Give an exact copy of every line, leaving images out.

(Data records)
::::::::

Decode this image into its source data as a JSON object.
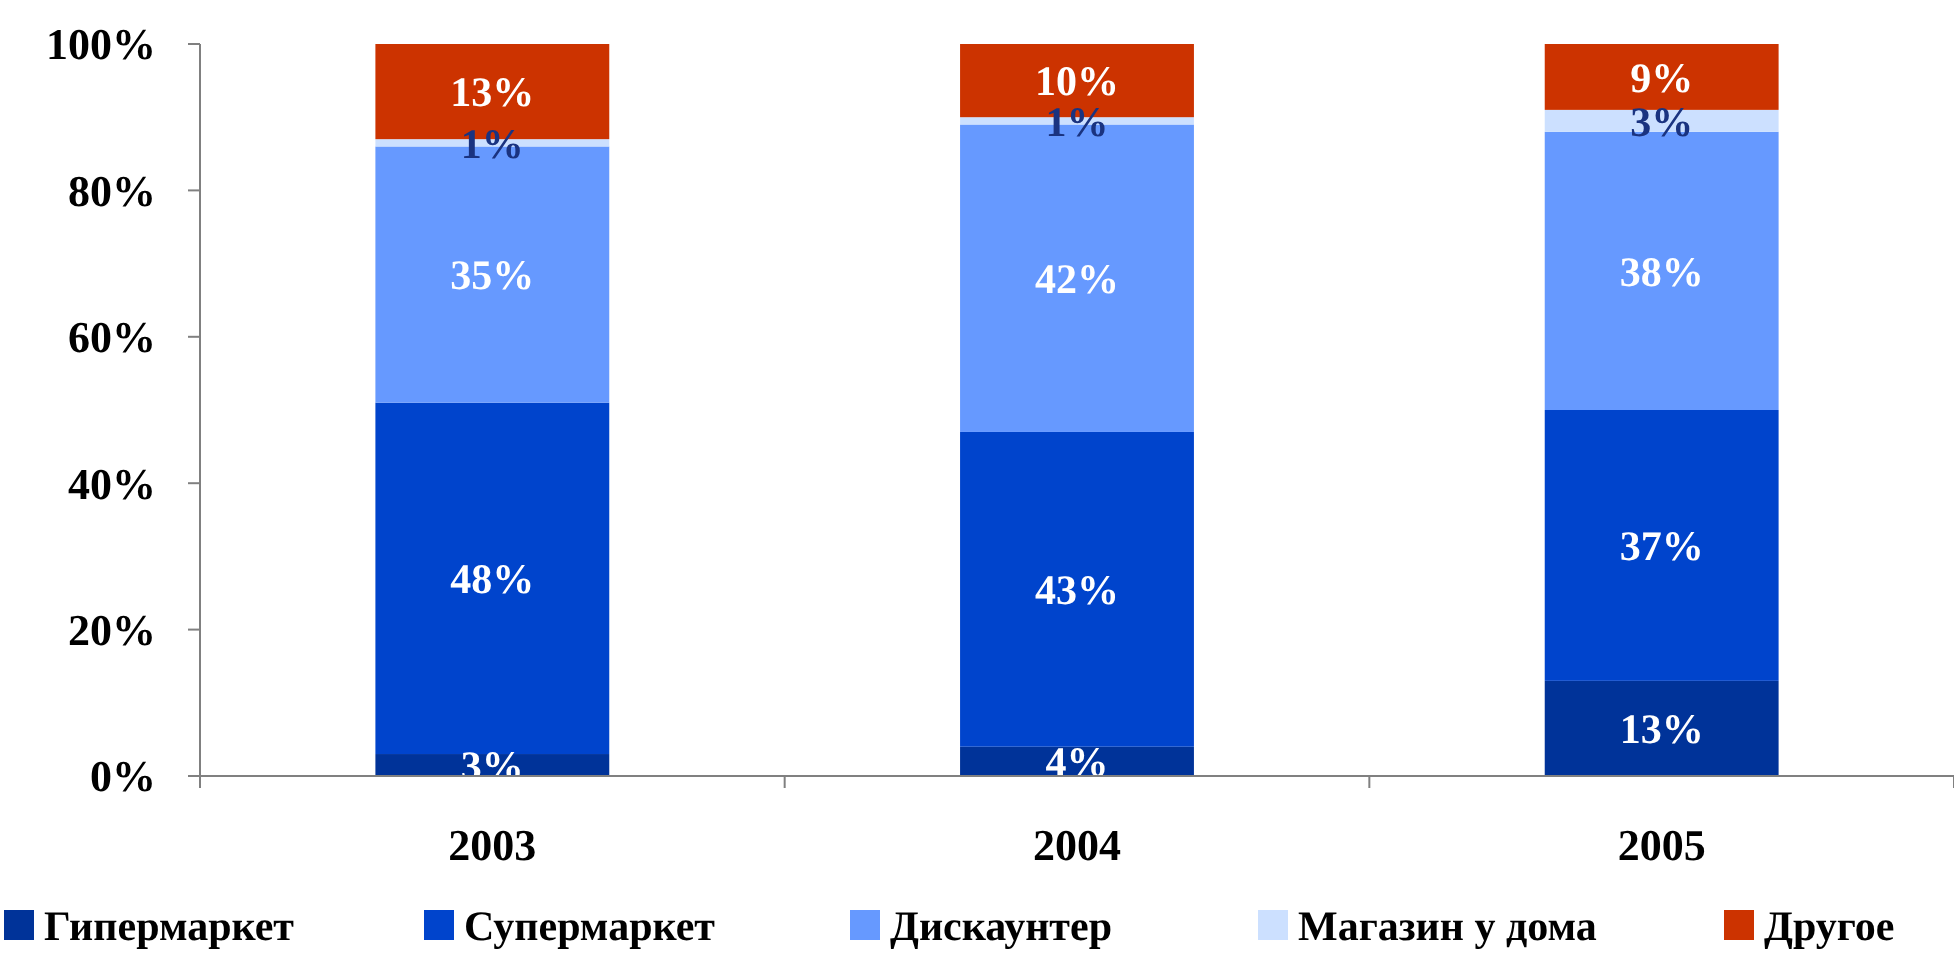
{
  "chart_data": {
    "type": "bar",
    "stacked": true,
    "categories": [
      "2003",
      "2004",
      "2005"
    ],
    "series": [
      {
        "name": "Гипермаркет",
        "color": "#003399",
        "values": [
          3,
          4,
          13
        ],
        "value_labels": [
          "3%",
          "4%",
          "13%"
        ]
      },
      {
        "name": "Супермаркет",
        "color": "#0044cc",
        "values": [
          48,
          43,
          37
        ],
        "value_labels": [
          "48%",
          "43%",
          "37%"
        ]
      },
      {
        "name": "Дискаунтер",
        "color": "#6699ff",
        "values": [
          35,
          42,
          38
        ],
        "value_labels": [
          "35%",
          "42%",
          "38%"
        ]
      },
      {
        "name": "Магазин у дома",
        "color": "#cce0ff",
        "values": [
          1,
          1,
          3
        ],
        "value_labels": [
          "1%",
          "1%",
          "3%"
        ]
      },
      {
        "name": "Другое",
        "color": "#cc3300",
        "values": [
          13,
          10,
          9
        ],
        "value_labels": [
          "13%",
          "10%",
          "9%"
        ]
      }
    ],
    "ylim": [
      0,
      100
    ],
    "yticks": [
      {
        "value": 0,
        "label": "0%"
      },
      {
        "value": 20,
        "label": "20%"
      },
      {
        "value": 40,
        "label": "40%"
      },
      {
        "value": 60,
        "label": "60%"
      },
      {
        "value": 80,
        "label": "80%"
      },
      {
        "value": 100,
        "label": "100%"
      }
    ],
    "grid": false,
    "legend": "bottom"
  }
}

::::::::

- _Output for this exercise_:
Decode this image into its source data as a JSON object.
{
  "chart_data": {
    "type": "bar",
    "stacked": true,
    "categories": [
      "2003",
      "2004",
      "2005"
    ],
    "series": [
      {
        "name": "Гипермаркет",
        "color": "#003399",
        "values": [
          3,
          4,
          13
        ],
        "value_labels": [
          "3%",
          "4%",
          "13%"
        ]
      },
      {
        "name": "Супермаркет",
        "color": "#0044cc",
        "values": [
          48,
          43,
          37
        ],
        "value_labels": [
          "48%",
          "43%",
          "37%"
        ]
      },
      {
        "name": "Дискаунтер",
        "color": "#6699ff",
        "values": [
          35,
          42,
          38
        ],
        "value_labels": [
          "35%",
          "42%",
          "38%"
        ]
      },
      {
        "name": "Магазин у дома",
        "color": "#cce0ff",
        "values": [
          1,
          1,
          3
        ],
        "value_labels": [
          "1%",
          "1%",
          "3%"
        ]
      },
      {
        "name": "Другое",
        "color": "#cc3300",
        "values": [
          13,
          10,
          9
        ],
        "value_labels": [
          "13%",
          "10%",
          "9%"
        ]
      }
    ],
    "ylim": [
      0,
      100
    ],
    "yticks": [
      {
        "value": 0,
        "label": "0%"
      },
      {
        "value": 20,
        "label": "20%"
      },
      {
        "value": 40,
        "label": "40%"
      },
      {
        "value": 60,
        "label": "60%"
      },
      {
        "value": 80,
        "label": "80%"
      },
      {
        "value": 100,
        "label": "100%"
      }
    ],
    "grid": false,
    "legend": "bottom"
  }
}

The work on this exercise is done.